Problem statement =>
Locate the string "выборах" in the listing below. Copy every line where it is found.
○ ○ ○ ○ ○ ○ ○
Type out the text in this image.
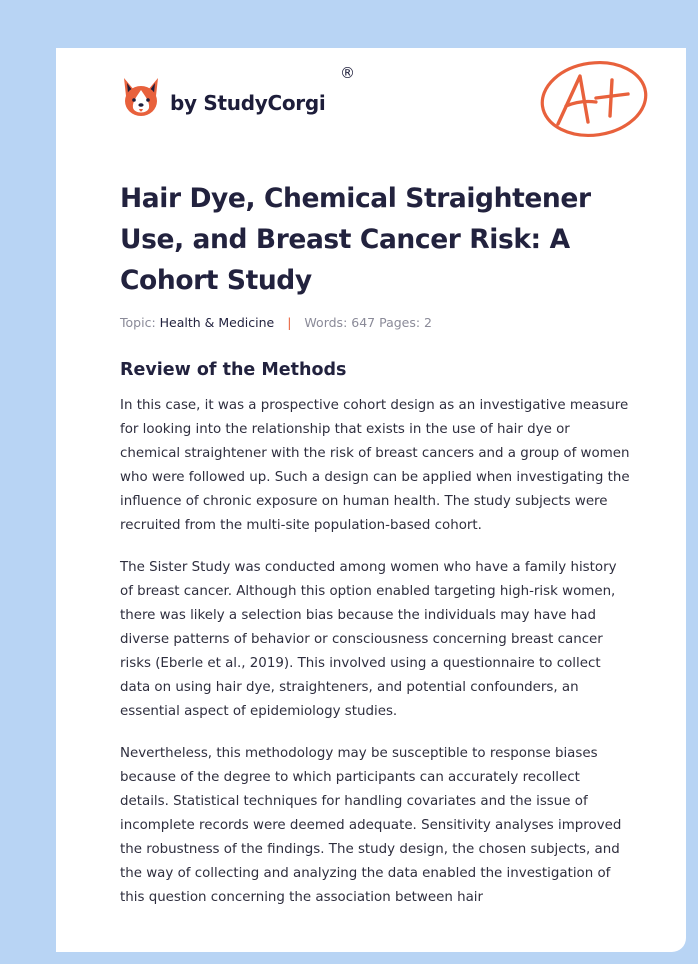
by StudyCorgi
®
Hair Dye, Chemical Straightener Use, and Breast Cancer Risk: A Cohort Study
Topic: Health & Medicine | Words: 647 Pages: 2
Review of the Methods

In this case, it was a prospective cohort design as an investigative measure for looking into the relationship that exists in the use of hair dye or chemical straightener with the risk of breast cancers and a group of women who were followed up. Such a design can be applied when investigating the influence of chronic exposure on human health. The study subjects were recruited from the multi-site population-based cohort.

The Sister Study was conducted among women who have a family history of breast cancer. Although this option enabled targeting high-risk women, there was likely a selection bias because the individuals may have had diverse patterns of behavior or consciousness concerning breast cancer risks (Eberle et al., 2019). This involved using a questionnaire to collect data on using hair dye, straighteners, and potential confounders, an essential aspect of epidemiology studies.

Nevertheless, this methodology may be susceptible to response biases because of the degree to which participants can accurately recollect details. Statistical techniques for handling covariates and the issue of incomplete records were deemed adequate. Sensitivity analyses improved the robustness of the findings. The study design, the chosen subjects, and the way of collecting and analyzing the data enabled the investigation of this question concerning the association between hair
○ ○ ○ ○ ○ ○ ○
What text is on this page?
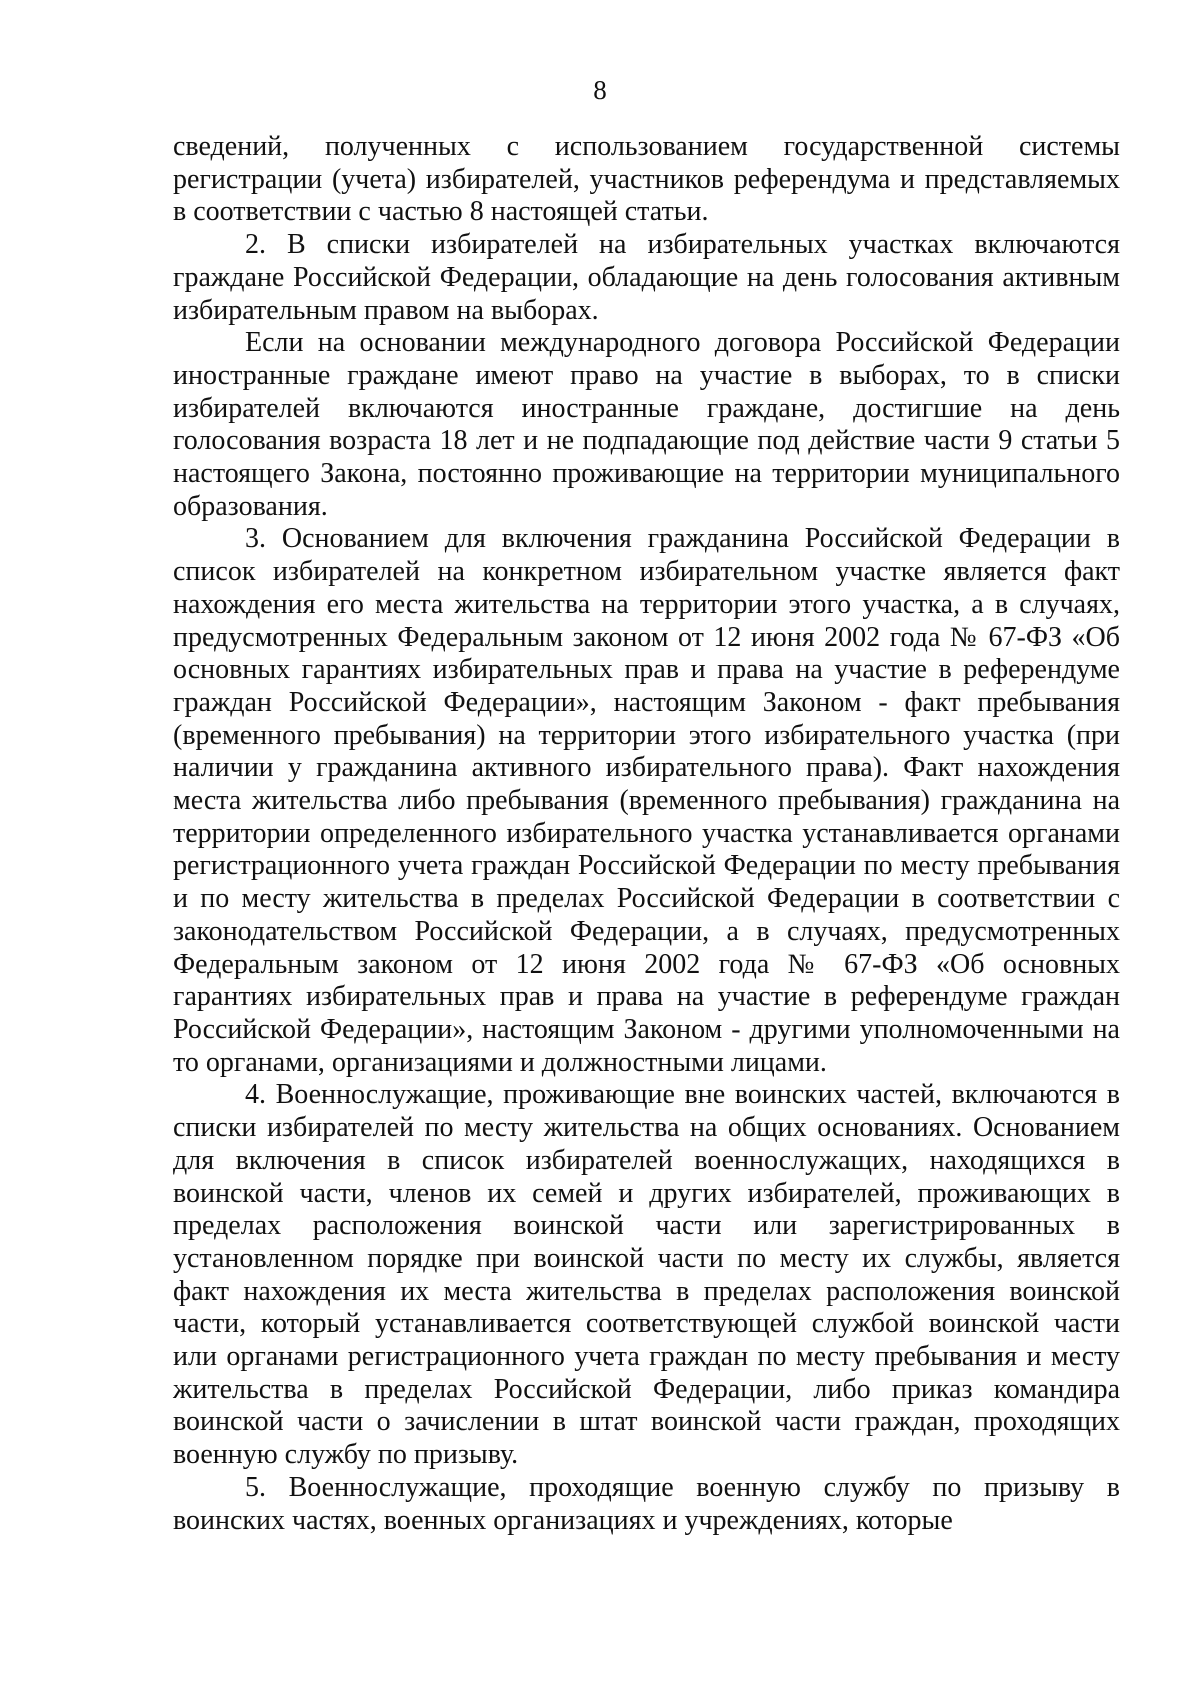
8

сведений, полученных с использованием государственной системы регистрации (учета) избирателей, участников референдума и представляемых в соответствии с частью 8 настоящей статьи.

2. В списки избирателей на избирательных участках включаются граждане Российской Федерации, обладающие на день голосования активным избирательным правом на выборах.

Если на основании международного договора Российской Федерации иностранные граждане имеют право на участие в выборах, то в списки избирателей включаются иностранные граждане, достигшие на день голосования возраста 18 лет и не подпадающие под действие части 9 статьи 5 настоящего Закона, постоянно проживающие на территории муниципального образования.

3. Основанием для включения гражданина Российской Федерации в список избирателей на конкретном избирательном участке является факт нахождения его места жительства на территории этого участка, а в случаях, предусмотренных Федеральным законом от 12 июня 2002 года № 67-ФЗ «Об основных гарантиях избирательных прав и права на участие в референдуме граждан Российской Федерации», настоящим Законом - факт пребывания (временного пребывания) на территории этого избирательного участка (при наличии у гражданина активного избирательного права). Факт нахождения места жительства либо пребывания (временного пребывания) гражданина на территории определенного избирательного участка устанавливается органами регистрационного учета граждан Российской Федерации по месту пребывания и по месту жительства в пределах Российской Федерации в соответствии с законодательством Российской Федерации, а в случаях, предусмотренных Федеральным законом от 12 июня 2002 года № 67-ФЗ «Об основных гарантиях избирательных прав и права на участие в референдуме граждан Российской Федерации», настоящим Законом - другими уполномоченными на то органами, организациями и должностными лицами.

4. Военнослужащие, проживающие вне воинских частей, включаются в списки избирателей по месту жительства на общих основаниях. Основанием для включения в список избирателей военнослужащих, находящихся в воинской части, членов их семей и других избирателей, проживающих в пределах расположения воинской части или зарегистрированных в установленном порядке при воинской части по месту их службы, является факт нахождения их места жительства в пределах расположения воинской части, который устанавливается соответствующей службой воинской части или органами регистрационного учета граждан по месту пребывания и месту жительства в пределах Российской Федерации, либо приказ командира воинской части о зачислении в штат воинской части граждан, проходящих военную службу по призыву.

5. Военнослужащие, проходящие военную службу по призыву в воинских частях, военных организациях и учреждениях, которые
○ ○ ○ ○ ○ ○ ○
Exercise answer =>
2. В списки избирателей на избирательных участках включаются граждане Российской Федерации, обладающие на день голосования активным избирательным правом на выборах.
Если на основании международного договора Российской Федерации иностранные граждане имеют право на участие в выборах, то в списки избирателей включаются иностранные граждане, достигшие на день голосования возраста 18 лет и не подпадающие под действие части 9 статьи 5 настоящего Закона, постоянно проживающие на территории муниципального образования.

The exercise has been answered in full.